• Stated goal
Output the data word for word, dropping every image.

• Material for the task
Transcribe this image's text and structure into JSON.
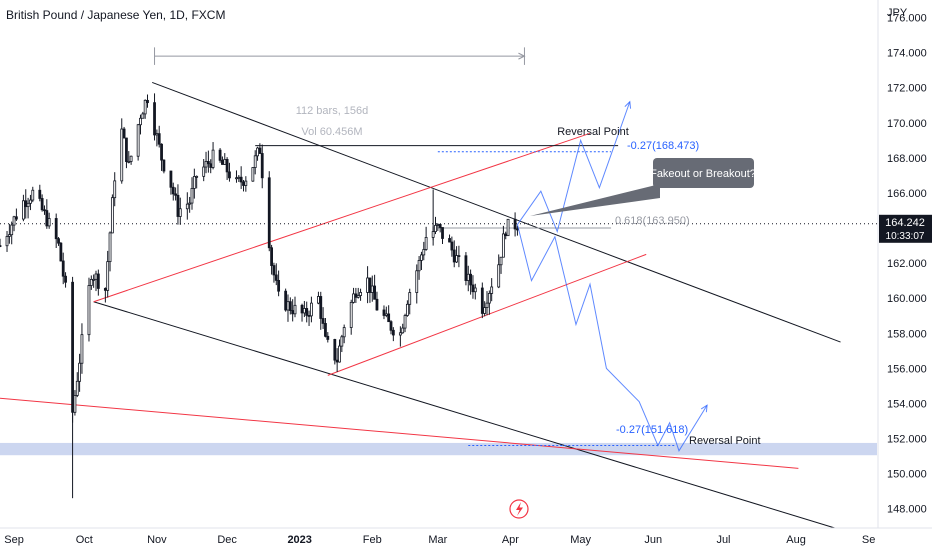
{
  "header": {
    "symbol_title": "British Pound / Japanese Yen, 1D, FXCM",
    "currency": "JPY"
  },
  "price_tag": {
    "price": "164.242",
    "countdown": "10:33:07"
  },
  "colors": {
    "up_candle": "#131722",
    "down_candle": "#131722",
    "channel_line": "#131722",
    "red_line": "#f23645",
    "projection": "#2962ff",
    "zone": "#b6c5ea",
    "label_bg": "#676b75"
  },
  "chart_data": {
    "type": "candlestick",
    "title": "British Pound / Japanese Yen, 1D, FXCM",
    "y_unit": "JPY",
    "ylim": [
      146.9,
      177.0
    ],
    "y_ticks": [
      148,
      150,
      152,
      154,
      156,
      158,
      160,
      162,
      164,
      166,
      168,
      170,
      172,
      174,
      176
    ],
    "y_tick_labels": [
      "148.000",
      "150.000",
      "152.000",
      "154.000",
      "156.000",
      "158.000",
      "160.000",
      "162.000",
      "164.000",
      "166.000",
      "168.000",
      "170.000",
      "172.000",
      "174.000",
      "176.000"
    ],
    "x_range": [
      "2022-08-26",
      "2023-09-05"
    ],
    "x_ticks": [
      {
        "label": "Sep",
        "date": "2022-09-01"
      },
      {
        "label": "Oct",
        "date": "2022-10-01"
      },
      {
        "label": "Nov",
        "date": "2022-11-01"
      },
      {
        "label": "Dec",
        "date": "2022-12-01"
      },
      {
        "label": "2023",
        "date": "2023-01-01",
        "bold": true
      },
      {
        "label": "Feb",
        "date": "2023-02-01"
      },
      {
        "label": "Mar",
        "date": "2023-03-01"
      },
      {
        "label": "Apr",
        "date": "2023-04-01"
      },
      {
        "label": "May",
        "date": "2023-05-01"
      },
      {
        "label": "Jun",
        "date": "2023-06-01"
      },
      {
        "label": "Jul",
        "date": "2023-07-01"
      },
      {
        "label": "Aug",
        "date": "2023-08-01"
      },
      {
        "label": "Se",
        "date": "2023-09-01"
      }
    ],
    "current_price": 164.242,
    "price_path": [
      [
        "2022-08-26",
        163.0
      ],
      [
        "2022-09-05",
        165.5
      ],
      [
        "2022-09-09",
        166.0
      ],
      [
        "2022-09-15",
        164.5
      ],
      [
        "2022-09-20",
        163.0
      ],
      [
        "2022-09-23",
        160.5
      ],
      [
        "2022-09-26",
        153.5
      ],
      [
        "2022-09-29",
        156.5
      ],
      [
        "2022-10-04",
        161.5
      ],
      [
        "2022-10-10",
        160.5
      ],
      [
        "2022-10-14",
        167.0
      ],
      [
        "2022-10-17",
        169.5
      ],
      [
        "2022-10-20",
        167.5
      ],
      [
        "2022-10-25",
        170.5
      ],
      [
        "2022-10-28",
        171.5
      ],
      [
        "2022-11-03",
        168.0
      ],
      [
        "2022-11-07",
        166.5
      ],
      [
        "2022-11-10",
        165.0
      ],
      [
        "2022-11-15",
        165.5
      ],
      [
        "2022-11-18",
        167.0
      ],
      [
        "2022-11-25",
        168.0
      ],
      [
        "2022-11-30",
        167.5
      ],
      [
        "2022-12-05",
        166.5
      ],
      [
        "2022-12-10",
        167.0
      ],
      [
        "2022-12-15",
        168.5
      ],
      [
        "2022-12-20",
        162.0
      ],
      [
        "2022-12-23",
        160.0
      ],
      [
        "2022-12-28",
        159.5
      ],
      [
        "2023-01-03",
        159.0
      ],
      [
        "2023-01-09",
        160.0
      ],
      [
        "2023-01-12",
        157.5
      ],
      [
        "2023-01-17",
        156.5
      ],
      [
        "2023-01-20",
        158.5
      ],
      [
        "2023-01-25",
        160.5
      ],
      [
        "2023-01-30",
        161.0
      ],
      [
        "2023-02-03",
        159.5
      ],
      [
        "2023-02-08",
        158.5
      ],
      [
        "2023-02-13",
        158.0
      ],
      [
        "2023-02-16",
        160.0
      ],
      [
        "2023-02-21",
        162.0
      ],
      [
        "2023-02-24",
        163.5
      ],
      [
        "2023-03-01",
        164.0
      ],
      [
        "2023-03-06",
        163.0
      ],
      [
        "2023-03-10",
        162.0
      ],
      [
        "2023-03-14",
        161.0
      ],
      [
        "2023-03-17",
        160.5
      ],
      [
        "2023-03-20",
        159.5
      ],
      [
        "2023-03-23",
        160.5
      ],
      [
        "2023-03-27",
        162.0
      ],
      [
        "2023-03-30",
        164.0
      ],
      [
        "2023-04-04",
        164.242
      ]
    ],
    "annotations": {
      "date_range": {
        "start": "2022-10-31",
        "end": "2023-04-07",
        "price": 173.8,
        "bars_text": "112 bars, 156d",
        "vol_text": "Vol 60.456M"
      },
      "reversal_top_label": "Reversal Point",
      "reversal_bottom_label": "Reversal Point",
      "fib_upper_text": "-0.27(168.473)",
      "fib_mid_text": "0.618(163.950)",
      "fib_lower_text": "-0.27(151.618)",
      "callout_text": "Fakeout or Breakout?"
    }
  }
}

• Task response
Transcribe this image's text and structure into JSON.
{
  "header": {
    "symbol_title": "British Pound / Japanese Yen, 1D, FXCM",
    "currency": "JPY"
  },
  "price_tag": {
    "price": "164.242",
    "countdown": "10:33:07"
  },
  "colors": {
    "up_candle": "#131722",
    "down_candle": "#131722",
    "channel_line": "#131722",
    "red_line": "#f23645",
    "projection": "#2962ff",
    "zone": "#b6c5ea",
    "label_bg": "#676b75"
  },
  "chart_data": {
    "type": "candlestick",
    "title": "British Pound / Japanese Yen, 1D, FXCM",
    "y_unit": "JPY",
    "ylim": [
      146.9,
      177.0
    ],
    "y_ticks": [
      148,
      150,
      152,
      154,
      156,
      158,
      160,
      162,
      164,
      166,
      168,
      170,
      172,
      174,
      176
    ],
    "y_tick_labels": [
      "148.000",
      "150.000",
      "152.000",
      "154.000",
      "156.000",
      "158.000",
      "160.000",
      "162.000",
      "164.000",
      "166.000",
      "168.000",
      "170.000",
      "172.000",
      "174.000",
      "176.000"
    ],
    "x_range": [
      "2022-08-26",
      "2023-09-05"
    ],
    "x_ticks": [
      {
        "label": "Sep",
        "date": "2022-09-01"
      },
      {
        "label": "Oct",
        "date": "2022-10-01"
      },
      {
        "label": "Nov",
        "date": "2022-11-01"
      },
      {
        "label": "Dec",
        "date": "2022-12-01"
      },
      {
        "label": "2023",
        "date": "2023-01-01",
        "bold": true
      },
      {
        "label": "Feb",
        "date": "2023-02-01"
      },
      {
        "label": "Mar",
        "date": "2023-03-01"
      },
      {
        "label": "Apr",
        "date": "2023-04-01"
      },
      {
        "label": "May",
        "date": "2023-05-01"
      },
      {
        "label": "Jun",
        "date": "2023-06-01"
      },
      {
        "label": "Jul",
        "date": "2023-07-01"
      },
      {
        "label": "Aug",
        "date": "2023-08-01"
      },
      {
        "label": "Se",
        "date": "2023-09-01"
      }
    ],
    "current_price": 164.242,
    "price_path": [
      [
        "2022-08-26",
        163.0
      ],
      [
        "2022-09-05",
        165.5
      ],
      [
        "2022-09-09",
        166.0
      ],
      [
        "2022-09-15",
        164.5
      ],
      [
        "2022-09-20",
        163.0
      ],
      [
        "2022-09-23",
        160.5
      ],
      [
        "2022-09-26",
        153.5
      ],
      [
        "2022-09-29",
        156.5
      ],
      [
        "2022-10-04",
        161.5
      ],
      [
        "2022-10-10",
        160.5
      ],
      [
        "2022-10-14",
        167.0
      ],
      [
        "2022-10-17",
        169.5
      ],
      [
        "2022-10-20",
        167.5
      ],
      [
        "2022-10-25",
        170.5
      ],
      [
        "2022-10-28",
        171.5
      ],
      [
        "2022-11-03",
        168.0
      ],
      [
        "2022-11-07",
        166.5
      ],
      [
        "2022-11-10",
        165.0
      ],
      [
        "2022-11-15",
        165.5
      ],
      [
        "2022-11-18",
        167.0
      ],
      [
        "2022-11-25",
        168.0
      ],
      [
        "2022-11-30",
        167.5
      ],
      [
        "2022-12-05",
        166.5
      ],
      [
        "2022-12-10",
        167.0
      ],
      [
        "2022-12-15",
        168.5
      ],
      [
        "2022-12-20",
        162.0
      ],
      [
        "2022-12-23",
        160.0
      ],
      [
        "2022-12-28",
        159.5
      ],
      [
        "2023-01-03",
        159.0
      ],
      [
        "2023-01-09",
        160.0
      ],
      [
        "2023-01-12",
        157.5
      ],
      [
        "2023-01-17",
        156.5
      ],
      [
        "2023-01-20",
        158.5
      ],
      [
        "2023-01-25",
        160.5
      ],
      [
        "2023-01-30",
        161.0
      ],
      [
        "2023-02-03",
        159.5
      ],
      [
        "2023-02-08",
        158.5
      ],
      [
        "2023-02-13",
        158.0
      ],
      [
        "2023-02-16",
        160.0
      ],
      [
        "2023-02-21",
        162.0
      ],
      [
        "2023-02-24",
        163.5
      ],
      [
        "2023-03-01",
        164.0
      ],
      [
        "2023-03-06",
        163.0
      ],
      [
        "2023-03-10",
        162.0
      ],
      [
        "2023-03-14",
        161.0
      ],
      [
        "2023-03-17",
        160.5
      ],
      [
        "2023-03-20",
        159.5
      ],
      [
        "2023-03-23",
        160.5
      ],
      [
        "2023-03-27",
        162.0
      ],
      [
        "2023-03-30",
        164.0
      ],
      [
        "2023-04-04",
        164.242
      ]
    ],
    "annotations": {
      "date_range": {
        "start": "2022-10-31",
        "end": "2023-04-07",
        "price": 173.8,
        "bars_text": "112 bars, 156d",
        "vol_text": "Vol 60.456M"
      },
      "reversal_top_label": "Reversal Point",
      "reversal_bottom_label": "Reversal Point",
      "fib_upper_text": "-0.27(168.473)",
      "fib_mid_text": "0.618(163.950)",
      "fib_lower_text": "-0.27(151.618)",
      "callout_text": "Fakeout or Breakout?"
    }
  }
}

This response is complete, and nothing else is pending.